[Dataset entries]
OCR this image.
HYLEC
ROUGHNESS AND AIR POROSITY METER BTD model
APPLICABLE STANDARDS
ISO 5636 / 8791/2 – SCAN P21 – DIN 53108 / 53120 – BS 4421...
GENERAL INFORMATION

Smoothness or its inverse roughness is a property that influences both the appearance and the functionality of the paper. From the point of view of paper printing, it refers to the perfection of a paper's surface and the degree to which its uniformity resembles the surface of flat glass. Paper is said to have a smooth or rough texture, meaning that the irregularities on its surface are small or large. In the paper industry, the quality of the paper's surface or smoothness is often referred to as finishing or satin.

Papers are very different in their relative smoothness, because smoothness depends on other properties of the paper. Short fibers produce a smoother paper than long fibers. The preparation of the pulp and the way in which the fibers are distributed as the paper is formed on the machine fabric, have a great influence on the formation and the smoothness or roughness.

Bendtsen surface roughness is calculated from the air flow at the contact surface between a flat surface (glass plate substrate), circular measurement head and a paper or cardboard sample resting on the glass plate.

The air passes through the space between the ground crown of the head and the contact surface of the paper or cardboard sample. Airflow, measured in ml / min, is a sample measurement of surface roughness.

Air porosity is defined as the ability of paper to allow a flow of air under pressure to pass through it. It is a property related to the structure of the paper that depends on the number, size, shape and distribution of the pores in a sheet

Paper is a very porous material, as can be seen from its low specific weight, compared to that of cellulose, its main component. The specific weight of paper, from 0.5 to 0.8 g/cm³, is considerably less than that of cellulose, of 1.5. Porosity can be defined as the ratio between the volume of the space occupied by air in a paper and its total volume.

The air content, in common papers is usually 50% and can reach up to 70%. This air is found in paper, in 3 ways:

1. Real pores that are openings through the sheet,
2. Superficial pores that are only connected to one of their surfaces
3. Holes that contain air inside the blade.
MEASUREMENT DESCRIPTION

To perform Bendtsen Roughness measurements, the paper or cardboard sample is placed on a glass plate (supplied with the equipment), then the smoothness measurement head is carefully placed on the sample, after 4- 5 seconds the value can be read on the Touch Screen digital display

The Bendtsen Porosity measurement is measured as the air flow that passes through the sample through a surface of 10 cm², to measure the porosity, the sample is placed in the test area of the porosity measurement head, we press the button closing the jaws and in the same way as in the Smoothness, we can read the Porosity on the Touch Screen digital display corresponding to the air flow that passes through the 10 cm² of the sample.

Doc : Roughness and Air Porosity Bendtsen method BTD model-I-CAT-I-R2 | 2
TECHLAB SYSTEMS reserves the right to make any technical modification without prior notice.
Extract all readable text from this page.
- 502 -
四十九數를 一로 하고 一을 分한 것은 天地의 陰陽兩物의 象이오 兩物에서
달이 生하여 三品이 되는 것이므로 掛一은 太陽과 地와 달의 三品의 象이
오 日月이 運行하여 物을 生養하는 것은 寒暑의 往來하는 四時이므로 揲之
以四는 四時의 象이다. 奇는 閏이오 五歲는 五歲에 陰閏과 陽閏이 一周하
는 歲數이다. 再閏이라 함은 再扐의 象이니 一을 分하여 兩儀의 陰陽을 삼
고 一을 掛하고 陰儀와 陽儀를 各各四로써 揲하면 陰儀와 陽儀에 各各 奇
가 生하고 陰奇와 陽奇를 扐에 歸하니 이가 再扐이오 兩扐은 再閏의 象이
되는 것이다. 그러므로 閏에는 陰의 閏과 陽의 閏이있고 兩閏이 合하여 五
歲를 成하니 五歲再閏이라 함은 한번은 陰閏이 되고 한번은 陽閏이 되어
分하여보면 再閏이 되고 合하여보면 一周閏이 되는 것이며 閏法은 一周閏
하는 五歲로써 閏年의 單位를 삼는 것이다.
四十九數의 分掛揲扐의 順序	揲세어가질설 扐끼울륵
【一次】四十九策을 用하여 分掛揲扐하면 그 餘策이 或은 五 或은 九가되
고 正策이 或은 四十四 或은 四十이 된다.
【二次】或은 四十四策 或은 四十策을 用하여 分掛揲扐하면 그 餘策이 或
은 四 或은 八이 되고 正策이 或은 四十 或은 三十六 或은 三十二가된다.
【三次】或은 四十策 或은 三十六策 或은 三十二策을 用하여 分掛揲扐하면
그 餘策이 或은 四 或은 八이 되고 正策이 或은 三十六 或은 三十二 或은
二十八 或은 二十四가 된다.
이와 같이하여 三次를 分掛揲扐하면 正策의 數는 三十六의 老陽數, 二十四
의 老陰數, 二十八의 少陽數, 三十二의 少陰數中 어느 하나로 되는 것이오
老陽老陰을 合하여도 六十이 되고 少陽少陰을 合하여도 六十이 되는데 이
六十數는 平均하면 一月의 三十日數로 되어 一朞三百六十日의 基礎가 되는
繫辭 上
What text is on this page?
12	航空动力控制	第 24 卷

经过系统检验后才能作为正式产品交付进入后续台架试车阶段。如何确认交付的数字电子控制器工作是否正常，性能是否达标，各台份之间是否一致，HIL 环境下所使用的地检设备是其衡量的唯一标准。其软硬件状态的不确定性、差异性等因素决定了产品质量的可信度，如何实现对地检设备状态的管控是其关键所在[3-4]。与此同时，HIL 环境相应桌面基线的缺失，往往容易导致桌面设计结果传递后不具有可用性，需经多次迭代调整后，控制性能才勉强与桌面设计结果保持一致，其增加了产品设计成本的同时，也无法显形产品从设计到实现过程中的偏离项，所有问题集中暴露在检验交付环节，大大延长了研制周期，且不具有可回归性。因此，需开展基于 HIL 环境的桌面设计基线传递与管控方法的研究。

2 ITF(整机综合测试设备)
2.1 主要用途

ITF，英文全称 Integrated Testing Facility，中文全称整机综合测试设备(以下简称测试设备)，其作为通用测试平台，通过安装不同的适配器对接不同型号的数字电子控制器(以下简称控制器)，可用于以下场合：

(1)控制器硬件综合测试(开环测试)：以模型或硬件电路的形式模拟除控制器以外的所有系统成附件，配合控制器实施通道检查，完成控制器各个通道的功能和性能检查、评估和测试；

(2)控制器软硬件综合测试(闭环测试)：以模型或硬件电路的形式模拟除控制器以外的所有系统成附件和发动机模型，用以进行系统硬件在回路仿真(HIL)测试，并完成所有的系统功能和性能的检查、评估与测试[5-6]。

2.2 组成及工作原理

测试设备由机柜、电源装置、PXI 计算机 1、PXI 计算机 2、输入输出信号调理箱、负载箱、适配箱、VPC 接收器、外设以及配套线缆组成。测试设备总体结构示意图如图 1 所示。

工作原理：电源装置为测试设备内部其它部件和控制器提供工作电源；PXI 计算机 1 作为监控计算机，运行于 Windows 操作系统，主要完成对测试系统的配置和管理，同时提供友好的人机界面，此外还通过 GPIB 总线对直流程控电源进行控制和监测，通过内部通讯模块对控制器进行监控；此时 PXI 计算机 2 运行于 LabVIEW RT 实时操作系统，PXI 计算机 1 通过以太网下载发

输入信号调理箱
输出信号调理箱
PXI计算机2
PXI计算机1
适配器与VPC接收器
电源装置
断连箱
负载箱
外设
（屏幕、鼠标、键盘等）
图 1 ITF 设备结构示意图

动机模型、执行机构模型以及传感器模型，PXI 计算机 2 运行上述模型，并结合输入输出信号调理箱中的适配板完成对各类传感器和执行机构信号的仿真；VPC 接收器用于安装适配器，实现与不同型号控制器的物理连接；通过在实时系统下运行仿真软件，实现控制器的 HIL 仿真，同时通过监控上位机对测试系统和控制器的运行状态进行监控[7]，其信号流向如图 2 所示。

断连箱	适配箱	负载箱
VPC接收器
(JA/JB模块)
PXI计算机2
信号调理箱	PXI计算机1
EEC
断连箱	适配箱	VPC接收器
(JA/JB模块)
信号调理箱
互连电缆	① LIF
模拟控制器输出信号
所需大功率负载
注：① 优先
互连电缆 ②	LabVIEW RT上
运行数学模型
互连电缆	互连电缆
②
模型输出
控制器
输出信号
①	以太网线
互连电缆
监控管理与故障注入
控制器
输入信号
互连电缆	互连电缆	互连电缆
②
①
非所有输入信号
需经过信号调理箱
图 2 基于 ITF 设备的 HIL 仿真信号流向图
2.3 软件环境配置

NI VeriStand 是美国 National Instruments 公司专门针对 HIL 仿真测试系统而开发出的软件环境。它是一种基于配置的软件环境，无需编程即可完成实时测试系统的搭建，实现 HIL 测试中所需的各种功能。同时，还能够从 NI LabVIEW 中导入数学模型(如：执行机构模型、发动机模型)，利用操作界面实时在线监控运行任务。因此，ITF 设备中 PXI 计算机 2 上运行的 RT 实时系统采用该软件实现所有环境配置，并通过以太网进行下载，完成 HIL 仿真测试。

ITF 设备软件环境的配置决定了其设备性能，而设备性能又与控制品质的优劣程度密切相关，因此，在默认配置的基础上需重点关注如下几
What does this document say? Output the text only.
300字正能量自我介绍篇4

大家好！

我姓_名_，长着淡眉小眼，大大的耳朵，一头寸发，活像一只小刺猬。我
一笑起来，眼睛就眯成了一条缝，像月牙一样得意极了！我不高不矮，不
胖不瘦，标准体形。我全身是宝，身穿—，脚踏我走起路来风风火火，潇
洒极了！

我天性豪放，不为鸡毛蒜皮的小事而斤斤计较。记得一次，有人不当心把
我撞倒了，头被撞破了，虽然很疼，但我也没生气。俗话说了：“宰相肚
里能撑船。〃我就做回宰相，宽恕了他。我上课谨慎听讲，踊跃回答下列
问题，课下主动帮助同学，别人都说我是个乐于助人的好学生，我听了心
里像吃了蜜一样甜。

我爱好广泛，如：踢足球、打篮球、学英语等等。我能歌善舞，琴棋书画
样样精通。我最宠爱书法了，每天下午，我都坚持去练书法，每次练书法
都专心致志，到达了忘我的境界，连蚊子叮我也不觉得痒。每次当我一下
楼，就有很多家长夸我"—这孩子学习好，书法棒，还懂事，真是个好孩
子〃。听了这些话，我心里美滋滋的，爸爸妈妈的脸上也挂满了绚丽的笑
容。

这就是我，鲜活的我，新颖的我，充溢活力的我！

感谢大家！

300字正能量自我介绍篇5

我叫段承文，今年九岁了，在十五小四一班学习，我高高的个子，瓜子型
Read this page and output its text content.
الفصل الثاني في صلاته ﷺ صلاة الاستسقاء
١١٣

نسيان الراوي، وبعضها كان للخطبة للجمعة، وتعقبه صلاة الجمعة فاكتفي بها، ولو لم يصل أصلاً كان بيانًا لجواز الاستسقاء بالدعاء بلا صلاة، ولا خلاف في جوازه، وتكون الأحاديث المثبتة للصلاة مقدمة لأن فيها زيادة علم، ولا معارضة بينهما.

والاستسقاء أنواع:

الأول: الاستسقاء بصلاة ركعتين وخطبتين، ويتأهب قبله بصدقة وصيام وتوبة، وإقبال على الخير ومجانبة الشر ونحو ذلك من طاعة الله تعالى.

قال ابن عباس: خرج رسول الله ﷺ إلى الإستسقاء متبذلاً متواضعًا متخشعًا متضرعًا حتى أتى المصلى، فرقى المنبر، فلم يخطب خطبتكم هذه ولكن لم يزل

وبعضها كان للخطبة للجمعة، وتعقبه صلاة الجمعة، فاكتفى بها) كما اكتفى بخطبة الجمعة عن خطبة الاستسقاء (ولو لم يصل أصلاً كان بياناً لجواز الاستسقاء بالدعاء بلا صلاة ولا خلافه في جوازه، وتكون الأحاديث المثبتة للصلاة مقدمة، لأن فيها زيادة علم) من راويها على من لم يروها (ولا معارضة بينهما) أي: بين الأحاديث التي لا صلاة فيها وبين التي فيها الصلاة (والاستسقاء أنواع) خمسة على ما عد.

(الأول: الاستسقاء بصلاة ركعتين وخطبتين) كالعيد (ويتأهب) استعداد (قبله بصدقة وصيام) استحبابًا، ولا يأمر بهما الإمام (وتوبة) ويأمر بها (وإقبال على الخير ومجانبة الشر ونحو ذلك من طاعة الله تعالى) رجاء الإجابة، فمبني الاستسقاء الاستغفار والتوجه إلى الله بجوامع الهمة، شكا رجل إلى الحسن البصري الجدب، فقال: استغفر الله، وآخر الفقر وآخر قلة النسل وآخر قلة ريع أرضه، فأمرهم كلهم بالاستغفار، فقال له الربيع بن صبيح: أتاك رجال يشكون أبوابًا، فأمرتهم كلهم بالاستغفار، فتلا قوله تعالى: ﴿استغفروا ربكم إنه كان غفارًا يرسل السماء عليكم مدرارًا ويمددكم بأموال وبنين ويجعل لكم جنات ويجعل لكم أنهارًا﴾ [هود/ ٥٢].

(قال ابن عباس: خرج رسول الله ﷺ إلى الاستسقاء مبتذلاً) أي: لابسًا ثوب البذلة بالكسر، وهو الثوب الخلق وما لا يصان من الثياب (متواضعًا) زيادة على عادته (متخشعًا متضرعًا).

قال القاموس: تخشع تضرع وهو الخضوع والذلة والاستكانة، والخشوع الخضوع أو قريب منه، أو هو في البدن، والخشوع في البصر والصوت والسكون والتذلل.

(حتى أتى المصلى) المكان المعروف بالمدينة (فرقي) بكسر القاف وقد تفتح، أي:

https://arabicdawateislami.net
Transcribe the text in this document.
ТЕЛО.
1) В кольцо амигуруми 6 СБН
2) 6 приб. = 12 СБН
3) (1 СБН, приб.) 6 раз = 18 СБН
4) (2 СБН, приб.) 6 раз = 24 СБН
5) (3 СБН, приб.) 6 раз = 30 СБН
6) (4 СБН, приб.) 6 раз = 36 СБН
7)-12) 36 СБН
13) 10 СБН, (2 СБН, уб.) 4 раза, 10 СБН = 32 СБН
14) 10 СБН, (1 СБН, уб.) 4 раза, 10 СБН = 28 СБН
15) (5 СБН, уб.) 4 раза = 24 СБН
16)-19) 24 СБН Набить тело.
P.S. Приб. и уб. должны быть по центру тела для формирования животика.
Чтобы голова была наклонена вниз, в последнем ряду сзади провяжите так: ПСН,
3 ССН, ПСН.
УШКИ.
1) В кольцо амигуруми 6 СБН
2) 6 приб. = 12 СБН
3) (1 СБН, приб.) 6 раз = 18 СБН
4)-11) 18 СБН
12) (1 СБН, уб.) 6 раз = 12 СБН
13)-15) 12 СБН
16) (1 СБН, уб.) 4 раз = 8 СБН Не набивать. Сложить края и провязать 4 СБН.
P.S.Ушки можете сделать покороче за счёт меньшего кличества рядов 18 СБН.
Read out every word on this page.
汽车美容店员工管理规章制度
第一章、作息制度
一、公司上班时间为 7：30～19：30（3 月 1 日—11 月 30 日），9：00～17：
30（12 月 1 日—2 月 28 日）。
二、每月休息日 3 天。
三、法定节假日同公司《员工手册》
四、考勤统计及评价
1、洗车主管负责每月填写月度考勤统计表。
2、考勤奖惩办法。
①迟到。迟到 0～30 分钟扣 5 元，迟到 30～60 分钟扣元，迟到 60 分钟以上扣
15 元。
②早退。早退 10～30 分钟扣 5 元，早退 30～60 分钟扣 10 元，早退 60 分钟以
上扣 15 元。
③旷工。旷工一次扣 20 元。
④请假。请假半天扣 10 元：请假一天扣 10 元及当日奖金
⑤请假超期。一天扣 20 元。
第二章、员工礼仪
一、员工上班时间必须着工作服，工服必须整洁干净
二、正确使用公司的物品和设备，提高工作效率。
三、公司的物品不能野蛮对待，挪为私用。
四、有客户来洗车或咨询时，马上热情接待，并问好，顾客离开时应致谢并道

» **Problem to work on**: Of the lines in the records, determine how many contain the word "property", and report that number alone.

» **Response for this exercise**: 2